■ OBJECTIVE ■
Whenever a line contains the string "Pressure", copy it out of the entries.

# # # # #

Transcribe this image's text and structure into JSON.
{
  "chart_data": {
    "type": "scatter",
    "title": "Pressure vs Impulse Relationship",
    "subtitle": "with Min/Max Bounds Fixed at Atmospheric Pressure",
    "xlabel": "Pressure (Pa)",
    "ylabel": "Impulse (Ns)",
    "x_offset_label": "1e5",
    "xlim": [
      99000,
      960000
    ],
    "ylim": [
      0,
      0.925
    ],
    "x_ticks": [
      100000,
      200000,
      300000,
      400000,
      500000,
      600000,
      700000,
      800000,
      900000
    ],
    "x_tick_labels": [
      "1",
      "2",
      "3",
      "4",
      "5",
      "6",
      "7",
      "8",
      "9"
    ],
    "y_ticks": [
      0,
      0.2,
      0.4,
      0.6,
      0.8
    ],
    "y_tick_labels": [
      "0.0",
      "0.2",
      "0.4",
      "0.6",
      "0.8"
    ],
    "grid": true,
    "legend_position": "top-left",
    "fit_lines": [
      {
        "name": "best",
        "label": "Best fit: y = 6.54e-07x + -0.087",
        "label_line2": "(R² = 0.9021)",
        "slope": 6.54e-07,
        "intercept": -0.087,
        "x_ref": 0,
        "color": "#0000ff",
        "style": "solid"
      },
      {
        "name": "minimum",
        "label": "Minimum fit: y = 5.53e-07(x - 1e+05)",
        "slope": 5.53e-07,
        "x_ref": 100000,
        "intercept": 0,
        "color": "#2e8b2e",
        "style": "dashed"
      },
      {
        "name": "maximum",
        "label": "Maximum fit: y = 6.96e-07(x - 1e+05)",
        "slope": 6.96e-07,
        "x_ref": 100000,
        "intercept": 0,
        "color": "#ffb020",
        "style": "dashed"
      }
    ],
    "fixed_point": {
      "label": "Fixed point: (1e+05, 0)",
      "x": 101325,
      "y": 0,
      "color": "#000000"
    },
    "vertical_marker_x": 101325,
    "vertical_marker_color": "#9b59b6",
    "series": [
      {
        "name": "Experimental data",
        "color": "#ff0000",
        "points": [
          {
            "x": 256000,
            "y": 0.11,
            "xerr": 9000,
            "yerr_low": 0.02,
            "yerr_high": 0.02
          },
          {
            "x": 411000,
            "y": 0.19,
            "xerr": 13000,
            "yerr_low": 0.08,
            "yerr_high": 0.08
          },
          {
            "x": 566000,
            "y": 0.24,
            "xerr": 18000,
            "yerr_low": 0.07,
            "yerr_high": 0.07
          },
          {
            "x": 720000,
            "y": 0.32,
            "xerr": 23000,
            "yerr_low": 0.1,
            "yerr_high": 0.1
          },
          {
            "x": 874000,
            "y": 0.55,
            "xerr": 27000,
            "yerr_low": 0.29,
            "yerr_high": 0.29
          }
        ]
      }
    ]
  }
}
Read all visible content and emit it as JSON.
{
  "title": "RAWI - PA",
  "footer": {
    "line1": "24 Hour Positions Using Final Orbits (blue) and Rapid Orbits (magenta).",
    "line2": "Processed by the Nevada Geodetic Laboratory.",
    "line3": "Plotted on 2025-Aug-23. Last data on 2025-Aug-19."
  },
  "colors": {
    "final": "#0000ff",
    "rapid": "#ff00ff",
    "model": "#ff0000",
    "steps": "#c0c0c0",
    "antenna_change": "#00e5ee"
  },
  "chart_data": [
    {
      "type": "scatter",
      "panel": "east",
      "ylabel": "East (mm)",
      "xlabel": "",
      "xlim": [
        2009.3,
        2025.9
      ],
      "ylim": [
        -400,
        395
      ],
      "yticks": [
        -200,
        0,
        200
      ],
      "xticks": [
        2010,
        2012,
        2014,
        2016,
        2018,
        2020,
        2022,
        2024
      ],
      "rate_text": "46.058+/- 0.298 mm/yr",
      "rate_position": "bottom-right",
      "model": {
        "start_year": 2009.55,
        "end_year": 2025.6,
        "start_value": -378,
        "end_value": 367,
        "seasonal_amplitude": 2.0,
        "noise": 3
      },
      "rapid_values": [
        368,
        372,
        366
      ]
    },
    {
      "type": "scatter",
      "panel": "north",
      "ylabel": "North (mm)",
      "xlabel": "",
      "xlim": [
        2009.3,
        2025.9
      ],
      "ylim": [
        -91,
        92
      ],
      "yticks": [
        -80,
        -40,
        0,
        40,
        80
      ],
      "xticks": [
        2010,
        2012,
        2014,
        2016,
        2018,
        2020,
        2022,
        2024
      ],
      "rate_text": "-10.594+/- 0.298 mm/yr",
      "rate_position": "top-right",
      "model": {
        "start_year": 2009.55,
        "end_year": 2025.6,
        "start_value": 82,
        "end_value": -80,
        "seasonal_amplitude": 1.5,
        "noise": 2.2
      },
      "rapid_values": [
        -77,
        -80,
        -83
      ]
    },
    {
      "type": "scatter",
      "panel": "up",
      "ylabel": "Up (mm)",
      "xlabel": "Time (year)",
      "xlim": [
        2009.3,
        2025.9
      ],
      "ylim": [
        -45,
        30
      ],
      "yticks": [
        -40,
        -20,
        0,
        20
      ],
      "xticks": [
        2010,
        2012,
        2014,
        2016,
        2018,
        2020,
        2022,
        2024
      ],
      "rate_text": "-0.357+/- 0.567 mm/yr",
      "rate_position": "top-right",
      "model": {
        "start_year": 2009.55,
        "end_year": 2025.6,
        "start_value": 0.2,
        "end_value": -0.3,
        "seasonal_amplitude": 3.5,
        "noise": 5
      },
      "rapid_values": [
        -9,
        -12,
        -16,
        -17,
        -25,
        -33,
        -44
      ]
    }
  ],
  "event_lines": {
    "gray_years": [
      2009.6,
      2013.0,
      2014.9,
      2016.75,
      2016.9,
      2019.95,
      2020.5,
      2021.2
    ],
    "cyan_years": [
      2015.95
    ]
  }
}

# # # # #

■ REPLY TO THE TASK ■
    "title": "Pressure vs Impulse Relationship",
    "subtitle": "with Min/Max Bounds Fixed at Atmospheric Pressure",
    "xlabel": "Pressure (Pa)",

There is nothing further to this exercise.